*WRITTEN TASK*
Find and return each line containing "structured".

*DATASET*

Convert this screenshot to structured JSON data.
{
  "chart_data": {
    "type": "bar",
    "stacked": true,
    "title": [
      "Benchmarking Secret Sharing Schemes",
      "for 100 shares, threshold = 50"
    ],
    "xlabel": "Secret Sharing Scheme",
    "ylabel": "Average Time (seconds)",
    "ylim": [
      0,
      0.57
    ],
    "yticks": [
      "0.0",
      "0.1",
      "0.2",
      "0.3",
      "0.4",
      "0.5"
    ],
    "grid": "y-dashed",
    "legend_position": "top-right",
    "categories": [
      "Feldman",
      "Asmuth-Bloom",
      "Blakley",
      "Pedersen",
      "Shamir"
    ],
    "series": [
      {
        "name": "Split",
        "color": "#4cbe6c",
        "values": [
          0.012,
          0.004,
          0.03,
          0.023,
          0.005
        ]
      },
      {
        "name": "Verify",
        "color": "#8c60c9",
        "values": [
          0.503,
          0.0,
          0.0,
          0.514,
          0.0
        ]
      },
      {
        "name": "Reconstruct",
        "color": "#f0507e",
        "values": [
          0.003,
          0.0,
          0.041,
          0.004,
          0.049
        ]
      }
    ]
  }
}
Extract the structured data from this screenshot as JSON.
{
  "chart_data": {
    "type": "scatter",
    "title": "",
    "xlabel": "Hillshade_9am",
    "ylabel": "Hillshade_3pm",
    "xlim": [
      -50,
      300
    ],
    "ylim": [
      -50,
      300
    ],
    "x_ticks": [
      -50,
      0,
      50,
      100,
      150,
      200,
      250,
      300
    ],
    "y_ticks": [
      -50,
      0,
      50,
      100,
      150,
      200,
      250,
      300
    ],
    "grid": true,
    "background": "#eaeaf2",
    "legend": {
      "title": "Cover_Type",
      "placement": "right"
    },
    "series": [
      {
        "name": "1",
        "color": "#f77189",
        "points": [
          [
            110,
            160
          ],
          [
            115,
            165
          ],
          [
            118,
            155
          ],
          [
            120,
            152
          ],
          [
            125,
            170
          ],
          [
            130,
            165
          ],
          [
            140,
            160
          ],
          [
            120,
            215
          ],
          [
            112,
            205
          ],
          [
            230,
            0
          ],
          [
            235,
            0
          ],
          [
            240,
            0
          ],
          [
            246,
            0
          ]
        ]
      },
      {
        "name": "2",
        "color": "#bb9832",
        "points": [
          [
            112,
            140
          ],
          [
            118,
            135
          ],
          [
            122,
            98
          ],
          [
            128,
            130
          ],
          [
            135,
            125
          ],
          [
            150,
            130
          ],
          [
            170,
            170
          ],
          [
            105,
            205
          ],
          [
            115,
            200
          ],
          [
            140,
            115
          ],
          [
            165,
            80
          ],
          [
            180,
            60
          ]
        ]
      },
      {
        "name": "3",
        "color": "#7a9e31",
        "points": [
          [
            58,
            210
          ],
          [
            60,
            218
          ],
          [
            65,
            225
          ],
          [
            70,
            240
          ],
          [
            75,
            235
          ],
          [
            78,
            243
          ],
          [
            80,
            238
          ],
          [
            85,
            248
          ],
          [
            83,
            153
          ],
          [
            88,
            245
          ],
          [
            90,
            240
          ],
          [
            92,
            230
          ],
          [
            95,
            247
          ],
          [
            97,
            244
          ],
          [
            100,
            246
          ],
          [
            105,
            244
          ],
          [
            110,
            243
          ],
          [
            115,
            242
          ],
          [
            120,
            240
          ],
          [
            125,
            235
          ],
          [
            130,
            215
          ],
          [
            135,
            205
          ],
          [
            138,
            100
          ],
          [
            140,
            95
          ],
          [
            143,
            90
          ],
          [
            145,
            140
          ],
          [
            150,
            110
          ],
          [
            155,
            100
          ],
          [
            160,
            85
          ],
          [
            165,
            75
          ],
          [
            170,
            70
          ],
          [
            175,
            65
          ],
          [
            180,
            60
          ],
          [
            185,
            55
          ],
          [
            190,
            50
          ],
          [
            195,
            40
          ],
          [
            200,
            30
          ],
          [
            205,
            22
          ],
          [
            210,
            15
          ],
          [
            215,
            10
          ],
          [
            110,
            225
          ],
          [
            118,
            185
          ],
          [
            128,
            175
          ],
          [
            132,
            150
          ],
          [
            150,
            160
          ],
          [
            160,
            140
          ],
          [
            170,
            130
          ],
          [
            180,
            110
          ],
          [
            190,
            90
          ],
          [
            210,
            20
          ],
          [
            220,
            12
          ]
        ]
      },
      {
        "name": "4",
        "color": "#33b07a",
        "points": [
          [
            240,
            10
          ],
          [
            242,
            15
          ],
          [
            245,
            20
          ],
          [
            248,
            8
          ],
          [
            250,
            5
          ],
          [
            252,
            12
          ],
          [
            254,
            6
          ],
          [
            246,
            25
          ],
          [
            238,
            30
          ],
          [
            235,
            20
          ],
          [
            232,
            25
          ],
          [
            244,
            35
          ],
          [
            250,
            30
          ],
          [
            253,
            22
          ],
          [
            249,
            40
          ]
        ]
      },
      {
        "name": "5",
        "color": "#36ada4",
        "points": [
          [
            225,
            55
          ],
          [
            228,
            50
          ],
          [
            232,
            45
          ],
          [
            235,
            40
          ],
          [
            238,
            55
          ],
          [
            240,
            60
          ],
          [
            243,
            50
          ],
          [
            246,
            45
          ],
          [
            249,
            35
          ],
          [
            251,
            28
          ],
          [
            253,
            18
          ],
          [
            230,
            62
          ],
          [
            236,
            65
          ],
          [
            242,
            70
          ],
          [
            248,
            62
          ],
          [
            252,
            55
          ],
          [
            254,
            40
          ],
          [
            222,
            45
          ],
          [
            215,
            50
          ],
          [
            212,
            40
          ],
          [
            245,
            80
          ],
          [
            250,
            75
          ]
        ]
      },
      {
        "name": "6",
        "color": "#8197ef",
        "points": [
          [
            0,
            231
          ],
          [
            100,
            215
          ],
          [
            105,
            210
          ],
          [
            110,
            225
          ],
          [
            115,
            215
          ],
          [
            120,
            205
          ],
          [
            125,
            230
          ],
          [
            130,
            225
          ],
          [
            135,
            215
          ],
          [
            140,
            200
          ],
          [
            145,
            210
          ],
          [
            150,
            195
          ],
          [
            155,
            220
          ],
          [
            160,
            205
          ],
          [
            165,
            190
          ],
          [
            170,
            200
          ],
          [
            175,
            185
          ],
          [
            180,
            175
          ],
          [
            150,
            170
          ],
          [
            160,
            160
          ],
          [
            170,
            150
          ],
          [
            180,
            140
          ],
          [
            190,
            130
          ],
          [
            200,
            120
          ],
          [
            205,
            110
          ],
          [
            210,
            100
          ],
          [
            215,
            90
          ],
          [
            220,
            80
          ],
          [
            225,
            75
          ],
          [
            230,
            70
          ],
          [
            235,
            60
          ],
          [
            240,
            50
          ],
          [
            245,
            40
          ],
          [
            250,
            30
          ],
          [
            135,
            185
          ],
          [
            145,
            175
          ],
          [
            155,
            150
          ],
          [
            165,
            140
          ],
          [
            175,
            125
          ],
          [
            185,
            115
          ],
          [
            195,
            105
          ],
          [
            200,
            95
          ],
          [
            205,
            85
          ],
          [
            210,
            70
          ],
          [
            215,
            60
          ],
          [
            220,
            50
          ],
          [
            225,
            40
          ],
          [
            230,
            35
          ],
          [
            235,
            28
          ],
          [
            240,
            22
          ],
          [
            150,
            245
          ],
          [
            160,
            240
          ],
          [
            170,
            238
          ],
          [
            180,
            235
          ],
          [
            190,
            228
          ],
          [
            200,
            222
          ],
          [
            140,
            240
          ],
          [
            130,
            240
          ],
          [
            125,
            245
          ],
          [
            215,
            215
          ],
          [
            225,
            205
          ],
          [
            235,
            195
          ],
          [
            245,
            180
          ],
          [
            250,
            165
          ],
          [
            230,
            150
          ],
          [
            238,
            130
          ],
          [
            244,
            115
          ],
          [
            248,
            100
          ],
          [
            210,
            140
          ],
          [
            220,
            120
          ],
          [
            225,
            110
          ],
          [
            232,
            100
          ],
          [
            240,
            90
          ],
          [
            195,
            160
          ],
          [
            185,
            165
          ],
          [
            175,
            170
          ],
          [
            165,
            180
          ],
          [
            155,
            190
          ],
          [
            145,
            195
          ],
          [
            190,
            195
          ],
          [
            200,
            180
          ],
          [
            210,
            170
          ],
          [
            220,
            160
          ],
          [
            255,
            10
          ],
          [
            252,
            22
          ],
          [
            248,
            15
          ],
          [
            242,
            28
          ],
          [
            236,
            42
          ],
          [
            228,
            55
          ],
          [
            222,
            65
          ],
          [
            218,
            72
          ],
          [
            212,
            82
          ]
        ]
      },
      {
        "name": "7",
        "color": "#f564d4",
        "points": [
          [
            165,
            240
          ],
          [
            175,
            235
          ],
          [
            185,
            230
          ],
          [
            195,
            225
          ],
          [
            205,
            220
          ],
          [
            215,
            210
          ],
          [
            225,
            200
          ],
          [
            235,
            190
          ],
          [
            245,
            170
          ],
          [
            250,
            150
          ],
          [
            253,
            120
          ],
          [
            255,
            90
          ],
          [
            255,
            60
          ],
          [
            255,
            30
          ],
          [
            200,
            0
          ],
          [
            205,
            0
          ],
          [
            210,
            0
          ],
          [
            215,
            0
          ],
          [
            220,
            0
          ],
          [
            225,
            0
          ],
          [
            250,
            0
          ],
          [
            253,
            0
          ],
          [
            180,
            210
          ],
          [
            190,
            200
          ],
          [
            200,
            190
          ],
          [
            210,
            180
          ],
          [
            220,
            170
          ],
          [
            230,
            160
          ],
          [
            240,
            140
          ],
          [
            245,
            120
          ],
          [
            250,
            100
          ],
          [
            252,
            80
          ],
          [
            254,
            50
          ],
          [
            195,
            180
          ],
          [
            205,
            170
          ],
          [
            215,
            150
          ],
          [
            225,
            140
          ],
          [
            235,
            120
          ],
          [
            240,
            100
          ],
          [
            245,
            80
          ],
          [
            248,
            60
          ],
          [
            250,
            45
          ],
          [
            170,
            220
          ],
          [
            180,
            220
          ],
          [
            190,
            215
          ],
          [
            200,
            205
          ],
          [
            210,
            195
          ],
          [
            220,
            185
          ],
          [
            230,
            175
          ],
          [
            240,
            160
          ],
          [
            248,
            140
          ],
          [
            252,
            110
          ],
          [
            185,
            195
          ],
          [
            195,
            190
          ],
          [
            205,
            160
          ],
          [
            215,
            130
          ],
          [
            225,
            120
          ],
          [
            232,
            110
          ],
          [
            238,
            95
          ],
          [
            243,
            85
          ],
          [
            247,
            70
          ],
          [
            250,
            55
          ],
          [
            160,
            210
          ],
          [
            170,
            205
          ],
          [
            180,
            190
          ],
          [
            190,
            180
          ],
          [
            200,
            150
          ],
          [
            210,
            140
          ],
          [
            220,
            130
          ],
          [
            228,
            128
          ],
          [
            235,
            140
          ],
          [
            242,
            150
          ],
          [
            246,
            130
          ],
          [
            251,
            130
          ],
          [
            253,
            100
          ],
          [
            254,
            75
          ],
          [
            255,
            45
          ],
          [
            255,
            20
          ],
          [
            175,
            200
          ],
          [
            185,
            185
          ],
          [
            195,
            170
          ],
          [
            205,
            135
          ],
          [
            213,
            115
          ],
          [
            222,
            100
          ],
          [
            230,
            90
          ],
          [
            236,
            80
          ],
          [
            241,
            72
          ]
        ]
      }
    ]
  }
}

*EXERCISE RESULT*
Convert this screenshot to structured JSON data.
Extract the structured data from this screenshot as JSON.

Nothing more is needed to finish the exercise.